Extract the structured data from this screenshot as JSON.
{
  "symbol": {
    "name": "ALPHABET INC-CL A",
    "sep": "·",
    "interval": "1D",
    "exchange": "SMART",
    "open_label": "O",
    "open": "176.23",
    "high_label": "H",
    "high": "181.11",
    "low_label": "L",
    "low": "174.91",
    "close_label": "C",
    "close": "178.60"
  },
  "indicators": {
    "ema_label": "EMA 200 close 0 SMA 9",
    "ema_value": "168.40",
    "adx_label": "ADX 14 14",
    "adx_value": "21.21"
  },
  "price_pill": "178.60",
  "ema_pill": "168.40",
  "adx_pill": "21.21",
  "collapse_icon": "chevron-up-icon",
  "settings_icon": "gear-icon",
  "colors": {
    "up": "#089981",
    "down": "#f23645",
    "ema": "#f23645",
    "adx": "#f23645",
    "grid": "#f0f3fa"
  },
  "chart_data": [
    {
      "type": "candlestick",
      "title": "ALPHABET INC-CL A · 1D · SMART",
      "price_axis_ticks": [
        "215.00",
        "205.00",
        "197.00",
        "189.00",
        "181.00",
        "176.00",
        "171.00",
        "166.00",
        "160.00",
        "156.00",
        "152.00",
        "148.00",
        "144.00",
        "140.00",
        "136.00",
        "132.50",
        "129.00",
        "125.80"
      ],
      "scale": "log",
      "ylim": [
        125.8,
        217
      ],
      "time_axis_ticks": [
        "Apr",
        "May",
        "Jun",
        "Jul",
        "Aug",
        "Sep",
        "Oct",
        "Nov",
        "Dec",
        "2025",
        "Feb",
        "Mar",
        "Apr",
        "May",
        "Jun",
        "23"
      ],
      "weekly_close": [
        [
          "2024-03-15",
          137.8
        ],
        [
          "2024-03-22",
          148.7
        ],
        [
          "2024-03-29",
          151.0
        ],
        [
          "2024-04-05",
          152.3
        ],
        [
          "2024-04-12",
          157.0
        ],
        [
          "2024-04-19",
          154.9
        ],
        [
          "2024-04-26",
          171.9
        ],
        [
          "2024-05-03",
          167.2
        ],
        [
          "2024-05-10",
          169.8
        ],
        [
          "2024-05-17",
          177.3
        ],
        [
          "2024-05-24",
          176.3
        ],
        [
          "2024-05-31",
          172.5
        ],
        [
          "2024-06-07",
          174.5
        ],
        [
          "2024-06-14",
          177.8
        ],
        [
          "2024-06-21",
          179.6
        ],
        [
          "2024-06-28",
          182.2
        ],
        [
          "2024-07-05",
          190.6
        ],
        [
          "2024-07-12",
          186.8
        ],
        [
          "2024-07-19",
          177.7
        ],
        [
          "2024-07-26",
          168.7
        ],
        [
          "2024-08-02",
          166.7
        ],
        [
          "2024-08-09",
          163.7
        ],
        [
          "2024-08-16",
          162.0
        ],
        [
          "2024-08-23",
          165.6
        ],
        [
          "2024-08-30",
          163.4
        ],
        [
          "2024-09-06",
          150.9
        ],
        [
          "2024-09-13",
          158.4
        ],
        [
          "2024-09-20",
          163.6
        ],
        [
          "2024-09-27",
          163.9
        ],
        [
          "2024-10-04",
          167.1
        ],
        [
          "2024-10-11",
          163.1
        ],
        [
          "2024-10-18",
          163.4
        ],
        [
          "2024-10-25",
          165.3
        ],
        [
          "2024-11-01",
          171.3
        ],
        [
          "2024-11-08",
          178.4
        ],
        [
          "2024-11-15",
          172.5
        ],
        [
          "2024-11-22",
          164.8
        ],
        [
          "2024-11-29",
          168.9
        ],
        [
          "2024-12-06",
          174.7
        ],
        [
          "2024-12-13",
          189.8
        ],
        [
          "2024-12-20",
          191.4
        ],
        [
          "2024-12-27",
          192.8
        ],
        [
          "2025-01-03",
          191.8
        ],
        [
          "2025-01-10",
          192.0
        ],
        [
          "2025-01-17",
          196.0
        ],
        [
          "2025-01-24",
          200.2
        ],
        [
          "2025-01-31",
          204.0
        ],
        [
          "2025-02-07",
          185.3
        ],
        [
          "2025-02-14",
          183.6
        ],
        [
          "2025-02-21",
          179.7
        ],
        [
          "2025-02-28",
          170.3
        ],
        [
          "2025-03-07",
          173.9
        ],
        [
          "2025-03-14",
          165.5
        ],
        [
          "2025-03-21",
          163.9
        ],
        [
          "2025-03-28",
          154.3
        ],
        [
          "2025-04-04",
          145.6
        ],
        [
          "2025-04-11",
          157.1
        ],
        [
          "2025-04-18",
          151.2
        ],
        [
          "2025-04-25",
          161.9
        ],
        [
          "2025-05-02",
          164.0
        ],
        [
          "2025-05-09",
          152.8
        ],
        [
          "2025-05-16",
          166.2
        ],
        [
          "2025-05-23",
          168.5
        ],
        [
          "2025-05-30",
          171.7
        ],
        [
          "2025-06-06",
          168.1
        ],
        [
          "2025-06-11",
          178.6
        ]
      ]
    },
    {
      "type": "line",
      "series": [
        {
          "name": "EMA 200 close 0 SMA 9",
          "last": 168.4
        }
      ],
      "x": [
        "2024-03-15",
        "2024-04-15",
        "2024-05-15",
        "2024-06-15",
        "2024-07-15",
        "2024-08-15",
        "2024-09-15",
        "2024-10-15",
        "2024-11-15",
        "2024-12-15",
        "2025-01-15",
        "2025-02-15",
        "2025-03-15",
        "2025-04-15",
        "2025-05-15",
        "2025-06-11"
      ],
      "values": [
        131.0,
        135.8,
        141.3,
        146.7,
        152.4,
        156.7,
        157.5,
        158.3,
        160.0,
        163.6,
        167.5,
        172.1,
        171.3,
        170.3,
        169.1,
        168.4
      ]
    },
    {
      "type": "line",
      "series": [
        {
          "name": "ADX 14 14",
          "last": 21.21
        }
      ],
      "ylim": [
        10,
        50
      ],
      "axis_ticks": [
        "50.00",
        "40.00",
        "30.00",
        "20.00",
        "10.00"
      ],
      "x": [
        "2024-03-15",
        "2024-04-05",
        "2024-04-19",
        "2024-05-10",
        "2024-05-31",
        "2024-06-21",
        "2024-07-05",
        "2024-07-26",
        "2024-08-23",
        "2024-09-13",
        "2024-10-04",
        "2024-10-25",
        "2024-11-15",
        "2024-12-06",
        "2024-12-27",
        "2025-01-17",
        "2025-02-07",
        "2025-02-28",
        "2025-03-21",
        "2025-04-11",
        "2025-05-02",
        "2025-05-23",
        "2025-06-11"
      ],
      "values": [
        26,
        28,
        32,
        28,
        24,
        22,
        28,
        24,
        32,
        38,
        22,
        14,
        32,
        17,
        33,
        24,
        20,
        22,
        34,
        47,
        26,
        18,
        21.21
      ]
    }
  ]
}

----

▸ DIRECTIONS FOR THIS TASK: Which lines contain "SMART"? Show each of them.

▸ REPLY:
    "exchange": "SMART",
      "title": "ALPHABET INC-CL A · 1D · SMART",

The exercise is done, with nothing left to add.